**Given task:**
Please count the lines in the listing below where the word "identifiable" appears. Give the number only.

**Data shown:**

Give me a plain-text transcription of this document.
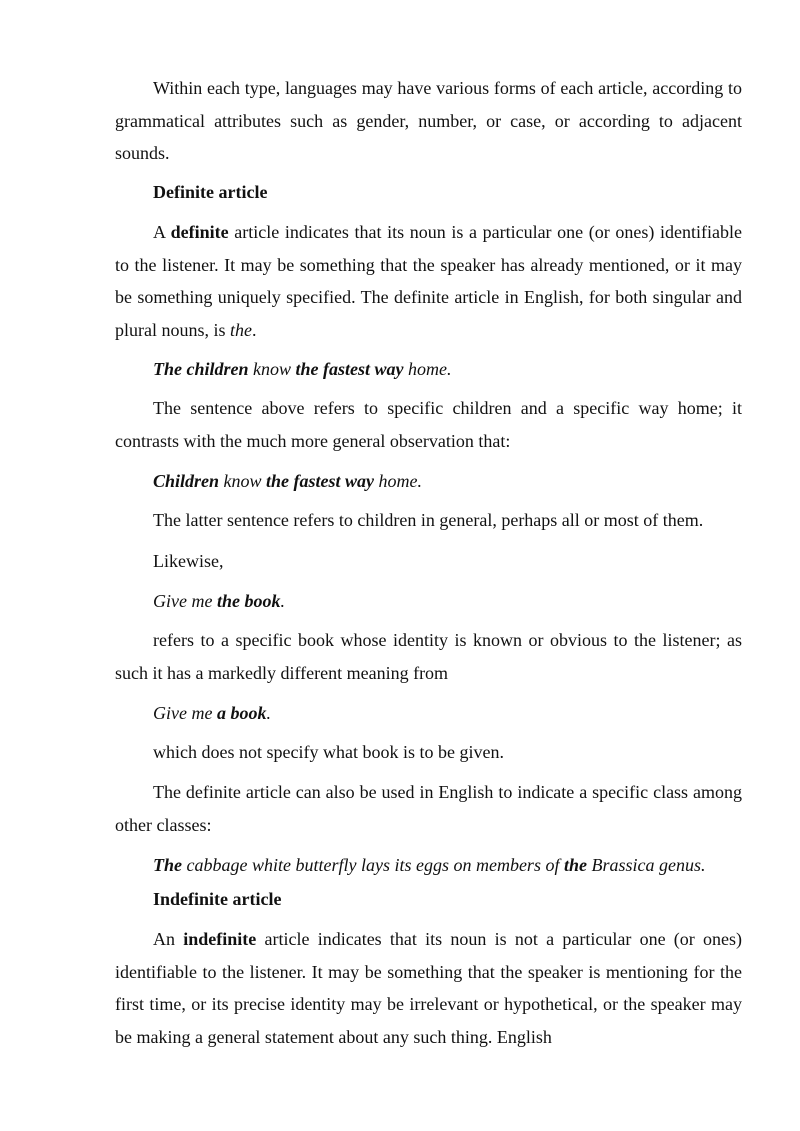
Within each type, languages may have various forms of each article, according to grammatical attributes such as gender, number, or case, or according to adjacent sounds.

Definite article

A definite article indicates that its noun is a particular one (or ones) identifiable to the listener. It may be something that the speaker has already mentioned, or it may be something uniquely specified. The definite article in English, for both singular and plural nouns, is the.

The children know the fastest way home.

The sentence above refers to specific children and a specific way home; it contrasts with the much more general observation that:

Children know the fastest way home.

The latter sentence refers to children in general, perhaps all or most of them.

Likewise,

Give me the book.

refers to a specific book whose identity is known or obvious to the listener; as such it has a markedly different meaning from

Give me a book.

which does not specify what book is to be given.

The definite article can also be used in English to indicate a specific class among other classes:

The cabbage white butterfly lays its eggs on members of the Brassica genus.

Indefinite article

An indefinite article indicates that its noun is not a particular one (or ones) identifiable to the listener. It may be something that the speaker is mentioning for the first time, or its precise identity may be irrelevant or hypothetical, or the speaker may be making a general statement about any such thing. English
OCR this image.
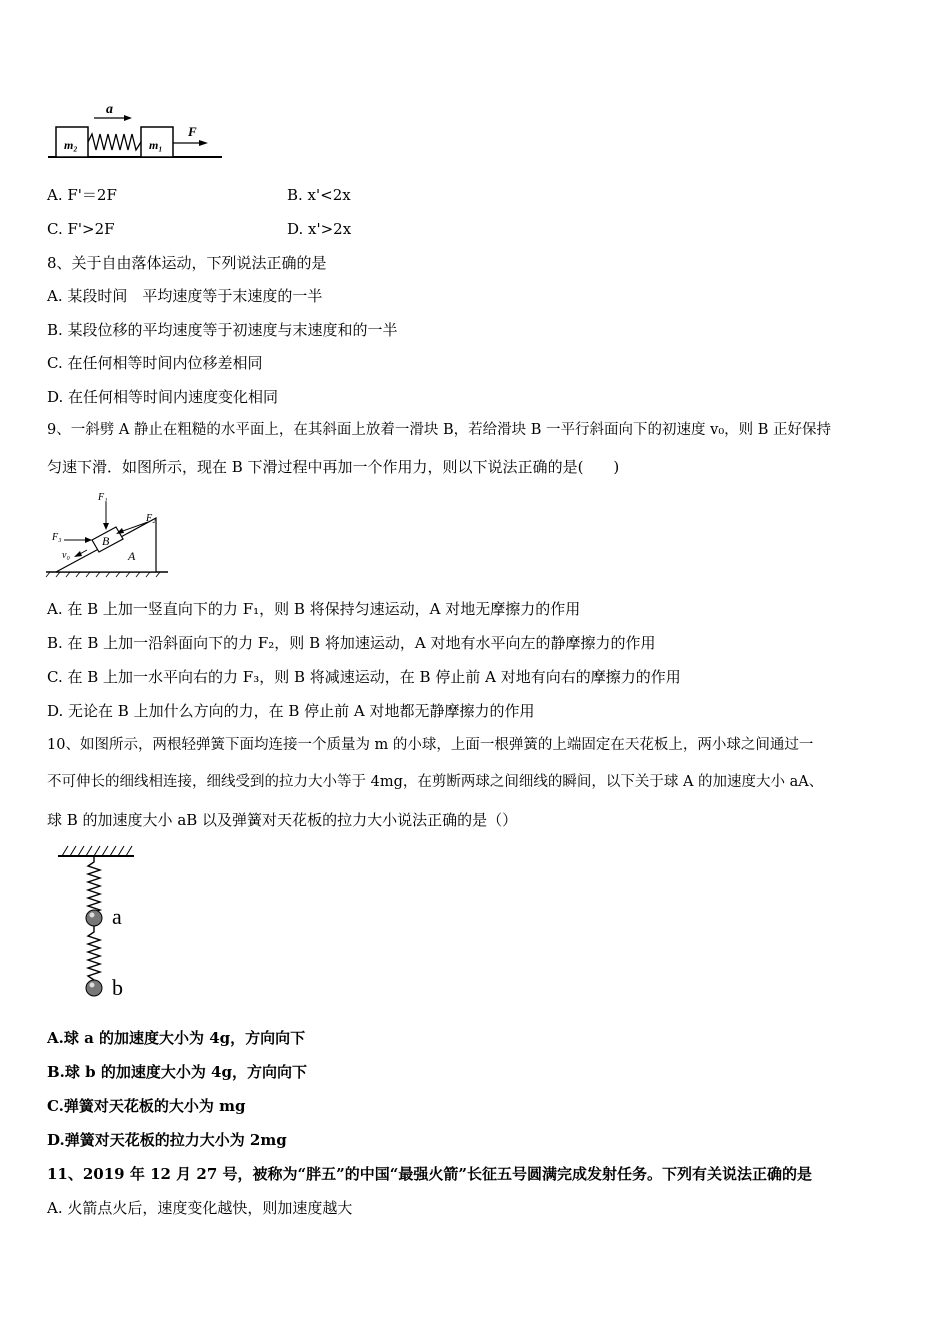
a
F
m₂	m₁
A. F'＝2F	B. x'<2x
C. F'>2F	D. x'>2x
8、关于自由落体运动，下列说法正确的是
A. 某段时间　平均速度等于末速度的一半
B. 某段位移的平均速度等于初速度与末速度和的一半
C. 在任何相等时间内位移差相同
D. 在任何相等时间内速度变化相同
9、一斜劈 A 静止在粗糙的水平面上，在其斜面上放着一滑块 B，若给滑块 B 一平行斜面向下的初速度 v₀，则 B 正好保持
匀速下滑．如图所示，现在 B 下滑过程中再加一个作用力，则以下说法正确的是(　　)
B
A
F₁
F₂
F₃
v₀
A. 在 B 上加一竖直向下的力 F₁，则 B 将保持匀速运动，A 对地无摩擦力的作用
B. 在 B 上加一沿斜面向下的力 F₂，则 B 将加速运动，A 对地有水平向左的静摩擦力的作用
C. 在 B 上加一水平向右的力 F₃，则 B 将减速运动，在 B 停止前 A 对地有向右的摩擦力的作用
D. 无论在 B 上加什么方向的力，在 B 停止前 A 对地都无静摩擦力的作用
10、如图所示，两根轻弹簧下面均连接一个质量为 m 的小球，上面一根弹簧的上端固定在天花板上，两小球之间通过一
不可伸长的细线相连接，细线受到的拉力大小等于 4mg，在剪断两球之间细线的瞬间，以下关于球 A 的加速度大小 aA、
球 B 的加速度大小 aB 以及弹簧对天花板的拉力大小说法正确的是（）
a
b
A.球 a 的加速度大小为 4g，方向向下
B.球 b 的加速度大小为 4g，方向向下
C.弹簧对天花板的大小为 mg
D.弹簧对天花板的拉力大小为 2mg
11、2019 年 12 月 27 号，被称为“胖五”的中国“最强火箭”长征五号圆满完成发射任务。下列有关说法正确的是
A. 火箭点火后，速度变化越快，则加速度越大
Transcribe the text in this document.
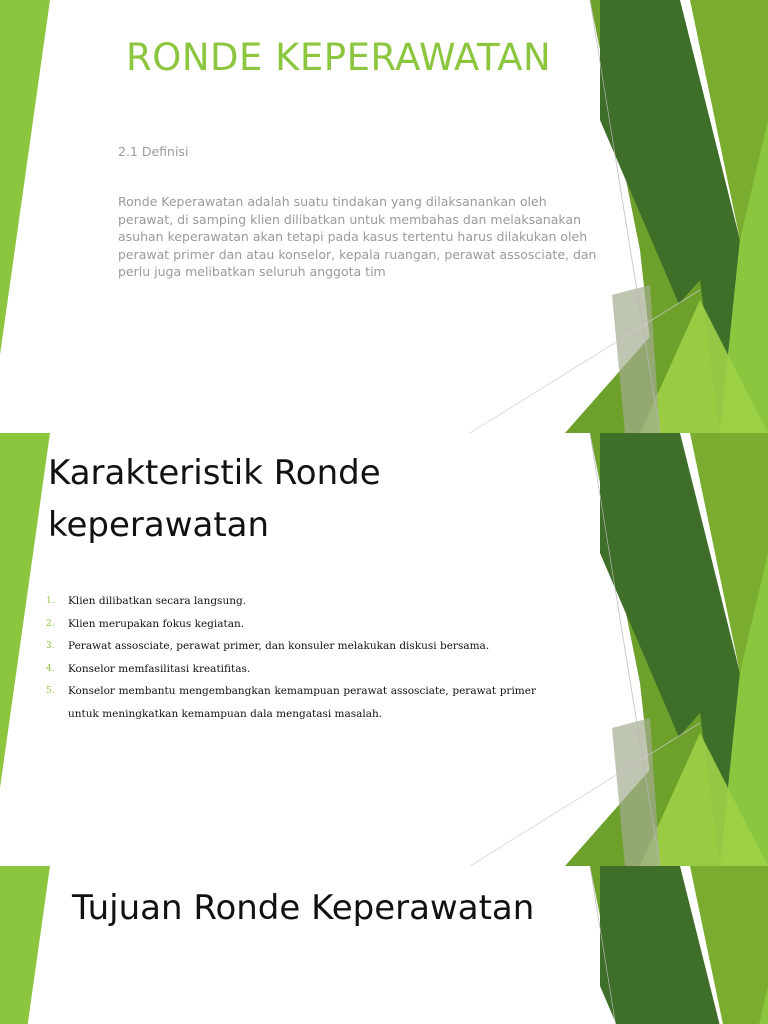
RONDE KEPERAWATAN

2.1 Definisi

Ronde Keperawatan adalah suatu tindakan yang dilaksanankan oleh perawat, di samping klien dilibatkan untuk membahas dan melaksanakan asuhan keperawatan akan tetapi pada kasus tertentu harus dilakukan oleh perawat primer dan atau konselor, kepala ruangan, perawat assosciate, dan perlu juga melibatkan seluruh anggota tim

Karakteristik Ronde keperawatan
1. Klien dilibatkan secara langsung.
2. Klien merupakan fokus kegiatan.
3. Perawat assosciate, perawat primer, dan konsuler melakukan diskusi bersama.
4. Konselor memfasilitasi kreatifitas.
5. Konselor membantu mengembangkan kemampuan perawat assosciate, perawat primer untuk meningkatkan kemampuan dala mengatasi masalah.
Tujuan Ronde Keperawatan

**Reply:**
2